> [EXERCISE MATERIALS]:
==================================================

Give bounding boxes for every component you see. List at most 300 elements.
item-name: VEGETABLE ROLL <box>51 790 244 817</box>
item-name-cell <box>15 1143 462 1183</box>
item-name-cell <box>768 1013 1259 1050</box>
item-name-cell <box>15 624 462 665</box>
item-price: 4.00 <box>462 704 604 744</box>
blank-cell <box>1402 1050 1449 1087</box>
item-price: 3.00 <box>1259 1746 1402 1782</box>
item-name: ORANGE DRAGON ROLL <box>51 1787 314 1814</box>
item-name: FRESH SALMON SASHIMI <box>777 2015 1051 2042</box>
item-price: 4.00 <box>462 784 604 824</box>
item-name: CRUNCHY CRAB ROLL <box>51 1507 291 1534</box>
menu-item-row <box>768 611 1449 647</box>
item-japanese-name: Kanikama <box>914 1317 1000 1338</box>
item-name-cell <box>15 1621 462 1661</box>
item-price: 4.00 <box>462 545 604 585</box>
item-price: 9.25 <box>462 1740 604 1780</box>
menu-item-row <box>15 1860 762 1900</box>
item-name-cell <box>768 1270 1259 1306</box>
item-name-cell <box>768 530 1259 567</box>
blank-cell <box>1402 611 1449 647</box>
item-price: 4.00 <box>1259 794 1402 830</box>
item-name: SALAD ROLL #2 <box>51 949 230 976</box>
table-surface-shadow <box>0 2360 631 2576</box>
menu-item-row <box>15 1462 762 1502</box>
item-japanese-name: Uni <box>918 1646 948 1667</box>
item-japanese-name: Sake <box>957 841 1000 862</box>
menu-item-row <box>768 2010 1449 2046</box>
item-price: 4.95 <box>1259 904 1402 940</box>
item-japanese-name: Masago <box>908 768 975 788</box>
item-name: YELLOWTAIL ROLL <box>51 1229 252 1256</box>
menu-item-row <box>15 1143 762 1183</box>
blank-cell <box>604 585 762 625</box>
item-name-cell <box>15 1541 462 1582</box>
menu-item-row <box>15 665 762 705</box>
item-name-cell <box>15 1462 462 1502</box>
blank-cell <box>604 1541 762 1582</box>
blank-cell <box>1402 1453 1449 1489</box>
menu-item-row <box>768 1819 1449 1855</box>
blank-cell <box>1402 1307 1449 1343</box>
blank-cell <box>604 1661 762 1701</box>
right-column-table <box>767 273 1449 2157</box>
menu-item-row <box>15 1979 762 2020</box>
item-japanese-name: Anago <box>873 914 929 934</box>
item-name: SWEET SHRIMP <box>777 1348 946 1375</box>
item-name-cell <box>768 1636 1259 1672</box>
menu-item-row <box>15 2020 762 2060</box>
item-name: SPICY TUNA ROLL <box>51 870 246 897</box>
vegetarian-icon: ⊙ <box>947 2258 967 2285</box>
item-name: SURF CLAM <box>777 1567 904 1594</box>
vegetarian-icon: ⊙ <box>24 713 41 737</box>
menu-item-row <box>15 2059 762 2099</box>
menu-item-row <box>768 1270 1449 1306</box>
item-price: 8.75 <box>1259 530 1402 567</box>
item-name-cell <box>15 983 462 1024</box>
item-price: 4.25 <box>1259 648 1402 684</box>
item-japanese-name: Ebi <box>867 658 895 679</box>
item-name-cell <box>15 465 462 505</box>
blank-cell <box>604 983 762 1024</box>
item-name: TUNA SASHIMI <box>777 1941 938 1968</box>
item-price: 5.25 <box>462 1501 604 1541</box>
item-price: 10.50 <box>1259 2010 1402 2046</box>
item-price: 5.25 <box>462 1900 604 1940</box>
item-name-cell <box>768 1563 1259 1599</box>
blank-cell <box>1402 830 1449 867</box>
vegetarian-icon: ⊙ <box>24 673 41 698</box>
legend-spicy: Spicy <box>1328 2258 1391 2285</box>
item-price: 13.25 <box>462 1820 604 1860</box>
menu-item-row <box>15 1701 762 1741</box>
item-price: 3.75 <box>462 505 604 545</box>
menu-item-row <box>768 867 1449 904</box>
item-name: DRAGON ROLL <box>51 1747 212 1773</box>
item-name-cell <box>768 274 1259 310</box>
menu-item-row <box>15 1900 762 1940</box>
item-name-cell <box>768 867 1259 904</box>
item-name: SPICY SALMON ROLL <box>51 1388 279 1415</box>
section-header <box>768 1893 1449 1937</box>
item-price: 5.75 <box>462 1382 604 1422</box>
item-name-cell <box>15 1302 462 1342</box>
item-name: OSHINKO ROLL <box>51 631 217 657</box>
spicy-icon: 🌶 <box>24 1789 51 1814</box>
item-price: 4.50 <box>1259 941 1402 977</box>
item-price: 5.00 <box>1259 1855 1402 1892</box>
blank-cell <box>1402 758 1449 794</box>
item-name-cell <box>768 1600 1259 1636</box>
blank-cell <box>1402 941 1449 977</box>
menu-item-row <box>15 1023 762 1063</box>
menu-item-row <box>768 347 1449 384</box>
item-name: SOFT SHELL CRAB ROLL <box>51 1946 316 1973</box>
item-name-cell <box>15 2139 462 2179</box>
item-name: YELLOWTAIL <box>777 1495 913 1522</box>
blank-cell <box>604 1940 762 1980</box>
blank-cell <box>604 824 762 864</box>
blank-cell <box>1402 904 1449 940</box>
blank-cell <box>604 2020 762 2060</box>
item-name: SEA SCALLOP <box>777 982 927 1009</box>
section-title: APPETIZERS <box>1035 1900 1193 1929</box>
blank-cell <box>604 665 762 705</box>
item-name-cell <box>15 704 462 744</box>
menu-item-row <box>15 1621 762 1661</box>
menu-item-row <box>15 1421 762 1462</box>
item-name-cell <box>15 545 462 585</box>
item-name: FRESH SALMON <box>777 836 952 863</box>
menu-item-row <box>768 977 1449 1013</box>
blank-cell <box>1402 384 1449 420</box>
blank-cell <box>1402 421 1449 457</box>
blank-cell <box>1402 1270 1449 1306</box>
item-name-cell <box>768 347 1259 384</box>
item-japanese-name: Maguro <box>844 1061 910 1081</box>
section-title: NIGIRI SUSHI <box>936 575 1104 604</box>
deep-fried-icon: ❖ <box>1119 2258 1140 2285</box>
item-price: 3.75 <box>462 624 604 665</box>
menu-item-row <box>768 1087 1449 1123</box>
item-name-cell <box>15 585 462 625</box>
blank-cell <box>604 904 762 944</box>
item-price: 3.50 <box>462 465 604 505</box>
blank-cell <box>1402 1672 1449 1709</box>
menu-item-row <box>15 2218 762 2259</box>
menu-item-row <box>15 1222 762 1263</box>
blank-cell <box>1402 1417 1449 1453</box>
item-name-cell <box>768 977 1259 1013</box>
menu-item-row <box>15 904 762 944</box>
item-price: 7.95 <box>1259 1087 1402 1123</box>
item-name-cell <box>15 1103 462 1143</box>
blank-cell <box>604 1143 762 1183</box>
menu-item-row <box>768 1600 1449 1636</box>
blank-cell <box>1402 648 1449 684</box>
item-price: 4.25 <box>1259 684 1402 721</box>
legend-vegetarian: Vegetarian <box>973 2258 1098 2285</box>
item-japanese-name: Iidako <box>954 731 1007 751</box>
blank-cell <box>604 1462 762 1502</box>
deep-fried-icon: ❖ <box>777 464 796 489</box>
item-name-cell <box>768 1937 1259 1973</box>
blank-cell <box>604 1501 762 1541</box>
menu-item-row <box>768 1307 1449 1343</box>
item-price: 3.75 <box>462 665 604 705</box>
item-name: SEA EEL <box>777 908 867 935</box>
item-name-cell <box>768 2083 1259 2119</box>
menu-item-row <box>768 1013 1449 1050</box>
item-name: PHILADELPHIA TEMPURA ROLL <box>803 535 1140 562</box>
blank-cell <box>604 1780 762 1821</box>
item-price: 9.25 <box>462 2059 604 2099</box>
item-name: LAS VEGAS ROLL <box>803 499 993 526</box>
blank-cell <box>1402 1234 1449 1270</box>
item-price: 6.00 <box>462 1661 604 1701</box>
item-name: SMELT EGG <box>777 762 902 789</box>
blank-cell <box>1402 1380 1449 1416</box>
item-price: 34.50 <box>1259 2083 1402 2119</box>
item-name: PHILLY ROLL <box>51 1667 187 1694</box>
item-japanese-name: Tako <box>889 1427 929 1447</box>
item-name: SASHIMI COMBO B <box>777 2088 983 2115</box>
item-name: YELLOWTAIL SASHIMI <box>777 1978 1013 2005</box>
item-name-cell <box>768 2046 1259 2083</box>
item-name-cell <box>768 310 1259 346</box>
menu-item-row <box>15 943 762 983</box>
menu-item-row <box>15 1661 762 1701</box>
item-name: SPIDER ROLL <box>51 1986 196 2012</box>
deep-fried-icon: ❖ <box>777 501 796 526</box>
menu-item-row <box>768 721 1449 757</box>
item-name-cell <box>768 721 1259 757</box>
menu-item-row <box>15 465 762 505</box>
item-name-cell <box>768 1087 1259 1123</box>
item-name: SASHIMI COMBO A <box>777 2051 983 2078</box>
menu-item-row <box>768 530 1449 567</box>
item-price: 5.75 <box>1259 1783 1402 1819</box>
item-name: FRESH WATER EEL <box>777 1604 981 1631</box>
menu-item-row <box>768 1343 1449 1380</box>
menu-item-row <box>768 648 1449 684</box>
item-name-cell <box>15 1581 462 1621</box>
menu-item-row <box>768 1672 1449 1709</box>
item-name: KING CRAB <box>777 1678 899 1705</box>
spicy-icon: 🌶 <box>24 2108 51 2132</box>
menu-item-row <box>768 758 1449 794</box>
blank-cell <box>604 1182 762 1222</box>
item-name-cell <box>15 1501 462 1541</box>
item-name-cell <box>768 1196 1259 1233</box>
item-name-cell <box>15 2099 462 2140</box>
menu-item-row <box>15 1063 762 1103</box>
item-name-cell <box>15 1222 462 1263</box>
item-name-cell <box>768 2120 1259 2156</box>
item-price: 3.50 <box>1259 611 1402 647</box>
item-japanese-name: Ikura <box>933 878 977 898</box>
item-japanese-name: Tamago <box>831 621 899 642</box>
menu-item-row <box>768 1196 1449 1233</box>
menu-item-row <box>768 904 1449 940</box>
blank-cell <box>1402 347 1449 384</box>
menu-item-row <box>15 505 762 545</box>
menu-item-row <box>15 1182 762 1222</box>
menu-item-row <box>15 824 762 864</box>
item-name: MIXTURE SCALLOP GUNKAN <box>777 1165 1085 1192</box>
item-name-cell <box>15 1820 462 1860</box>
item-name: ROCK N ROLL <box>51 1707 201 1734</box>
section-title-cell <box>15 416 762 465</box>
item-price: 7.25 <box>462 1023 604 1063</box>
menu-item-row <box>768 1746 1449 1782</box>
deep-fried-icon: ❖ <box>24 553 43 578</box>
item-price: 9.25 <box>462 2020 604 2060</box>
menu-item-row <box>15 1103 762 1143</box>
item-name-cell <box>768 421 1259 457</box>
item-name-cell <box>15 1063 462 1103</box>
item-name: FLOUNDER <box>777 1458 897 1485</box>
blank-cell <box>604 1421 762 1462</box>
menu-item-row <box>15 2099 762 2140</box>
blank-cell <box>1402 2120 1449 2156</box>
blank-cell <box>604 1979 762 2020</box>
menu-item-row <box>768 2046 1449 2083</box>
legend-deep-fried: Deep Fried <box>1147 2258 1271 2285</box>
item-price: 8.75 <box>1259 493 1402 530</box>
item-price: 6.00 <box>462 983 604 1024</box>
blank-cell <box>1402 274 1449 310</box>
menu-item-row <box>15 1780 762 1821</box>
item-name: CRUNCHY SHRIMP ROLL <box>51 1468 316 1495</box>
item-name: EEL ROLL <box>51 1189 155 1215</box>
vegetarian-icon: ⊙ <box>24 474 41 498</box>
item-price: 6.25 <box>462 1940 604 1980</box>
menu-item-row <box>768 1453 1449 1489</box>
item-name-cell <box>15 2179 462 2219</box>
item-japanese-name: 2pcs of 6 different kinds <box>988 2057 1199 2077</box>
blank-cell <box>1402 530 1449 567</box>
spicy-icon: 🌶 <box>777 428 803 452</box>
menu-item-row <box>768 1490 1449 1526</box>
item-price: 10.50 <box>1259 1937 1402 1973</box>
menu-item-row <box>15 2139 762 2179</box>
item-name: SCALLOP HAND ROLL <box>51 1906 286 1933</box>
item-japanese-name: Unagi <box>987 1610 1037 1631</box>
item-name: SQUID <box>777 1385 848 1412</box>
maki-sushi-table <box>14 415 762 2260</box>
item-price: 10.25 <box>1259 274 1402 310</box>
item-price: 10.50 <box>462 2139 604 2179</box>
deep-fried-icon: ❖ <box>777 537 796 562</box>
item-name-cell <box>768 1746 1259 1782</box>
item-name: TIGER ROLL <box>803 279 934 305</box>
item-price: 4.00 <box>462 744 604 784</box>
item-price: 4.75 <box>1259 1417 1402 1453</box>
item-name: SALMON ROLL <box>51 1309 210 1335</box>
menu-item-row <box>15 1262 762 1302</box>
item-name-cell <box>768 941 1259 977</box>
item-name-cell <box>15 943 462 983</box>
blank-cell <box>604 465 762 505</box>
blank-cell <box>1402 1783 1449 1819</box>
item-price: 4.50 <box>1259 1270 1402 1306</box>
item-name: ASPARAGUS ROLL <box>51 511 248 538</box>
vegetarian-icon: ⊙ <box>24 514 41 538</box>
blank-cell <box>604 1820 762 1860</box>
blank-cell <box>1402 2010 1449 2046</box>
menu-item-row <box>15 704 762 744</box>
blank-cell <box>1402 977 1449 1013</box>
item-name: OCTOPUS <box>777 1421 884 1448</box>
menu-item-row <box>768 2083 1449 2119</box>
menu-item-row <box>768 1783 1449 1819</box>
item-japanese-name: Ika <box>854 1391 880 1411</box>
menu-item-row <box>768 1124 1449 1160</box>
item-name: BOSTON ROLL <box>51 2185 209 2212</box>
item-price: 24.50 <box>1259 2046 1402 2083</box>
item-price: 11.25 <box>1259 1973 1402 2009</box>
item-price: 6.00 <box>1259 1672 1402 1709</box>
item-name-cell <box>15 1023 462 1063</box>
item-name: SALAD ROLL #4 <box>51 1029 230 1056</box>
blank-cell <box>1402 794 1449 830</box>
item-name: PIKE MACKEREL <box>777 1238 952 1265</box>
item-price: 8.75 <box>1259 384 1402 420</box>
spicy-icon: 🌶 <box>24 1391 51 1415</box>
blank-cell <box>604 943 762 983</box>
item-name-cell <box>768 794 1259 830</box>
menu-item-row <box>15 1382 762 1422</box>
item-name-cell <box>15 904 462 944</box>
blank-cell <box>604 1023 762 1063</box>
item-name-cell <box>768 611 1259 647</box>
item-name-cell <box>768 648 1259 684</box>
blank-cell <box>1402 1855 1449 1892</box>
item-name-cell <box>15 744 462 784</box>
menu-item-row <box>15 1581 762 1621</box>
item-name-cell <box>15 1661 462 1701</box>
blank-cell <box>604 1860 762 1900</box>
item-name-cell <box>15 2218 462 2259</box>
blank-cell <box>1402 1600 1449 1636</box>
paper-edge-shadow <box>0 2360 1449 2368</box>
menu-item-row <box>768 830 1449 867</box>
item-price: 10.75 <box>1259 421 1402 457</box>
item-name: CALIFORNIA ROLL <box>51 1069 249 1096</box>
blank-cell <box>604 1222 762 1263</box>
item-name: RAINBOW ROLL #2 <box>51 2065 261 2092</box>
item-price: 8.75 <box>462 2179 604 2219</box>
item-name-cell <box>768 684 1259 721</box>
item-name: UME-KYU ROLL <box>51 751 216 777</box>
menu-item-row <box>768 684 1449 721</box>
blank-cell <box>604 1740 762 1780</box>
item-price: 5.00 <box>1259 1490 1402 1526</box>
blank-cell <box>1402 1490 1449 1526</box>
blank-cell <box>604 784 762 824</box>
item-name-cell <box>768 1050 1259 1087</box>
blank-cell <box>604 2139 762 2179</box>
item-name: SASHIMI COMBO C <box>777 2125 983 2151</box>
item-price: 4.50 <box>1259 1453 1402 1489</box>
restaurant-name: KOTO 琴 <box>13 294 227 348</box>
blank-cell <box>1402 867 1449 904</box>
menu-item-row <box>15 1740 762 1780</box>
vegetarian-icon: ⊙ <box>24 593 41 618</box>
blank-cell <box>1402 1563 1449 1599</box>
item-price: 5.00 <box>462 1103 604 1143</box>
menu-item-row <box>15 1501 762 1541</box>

==================================================

> [EXERCISE DESCRIPTION]:
Lay out the entries from the very first line through the line that contains "menu-item-row <box>15 1462 762 1502</box>" as a Markdown table with the columns Row and Line, numbering each line and omitting blank lines.

> [FINAL ANSWER]:
| Row | Line |
|---|---|
| 1 | Give bounding boxes for every component you see. List at most 300 elements. |
| 2 | item-name: VEGETABLE ROLL <box>51 790 244 817</box> |
| 3 | item-name-cell <box>15 1143 462 1183</box> |
| 4 | item-name-cell <box>768 1013 1259 1050</box> |
| 5 | item-name-cell <box>15 624 462 665</box> |
| 6 | item-price: 4.00 <box>462 704 604 744</box> |
| 7 | blank-cell <box>1402 1050 1449 1087</box> |
| 8 | item-price: 3.00 <box>1259 1746 1402 1782</box> |
| 9 | item-name: ORANGE DRAGON ROLL <box>51 1787 314 1814</box> |
| 10 | item-name: FRESH SALMON SASHIMI <box>777 2015 1051 2042</box> |
| 11 | item-price: 4.00 <box>462 784 604 824</box> |
| 12 | item-name: CRUNCHY CRAB ROLL <box>51 1507 291 1534</box> |
| 13 | menu-item-row <box>768 611 1449 647</box> |
| 14 | item-japanese-name: Kanikama <box>914 1317 1000 1338</box> |
| 15 | item-name-cell <box>15 1621 462 1661</box> |
| 16 | item-price: 4.00 <box>462 545 604 585</box> |
| 17 | item-price: 9.25 <box>462 1740 604 1780</box> |
| 18 | menu-item-row <box>15 1860 762 1900</box> |
| 19 | item-name-cell <box>768 1270 1259 1306</box> |
| 20 | item-name-cell <box>768 530 1259 567</box> |
| 21 | blank-cell <box>1402 611 1449 647</box> |
| 22 | item-price: 4.00 <box>1259 794 1402 830</box> |
| 23 | item-name: SALAD ROLL #2 <box>51 949 230 976</box> |
| 24 | table-surface-shadow <box>0 2360 631 2576</box> |
| 25 | menu-item-row <box>15 1462 762 1502</box> |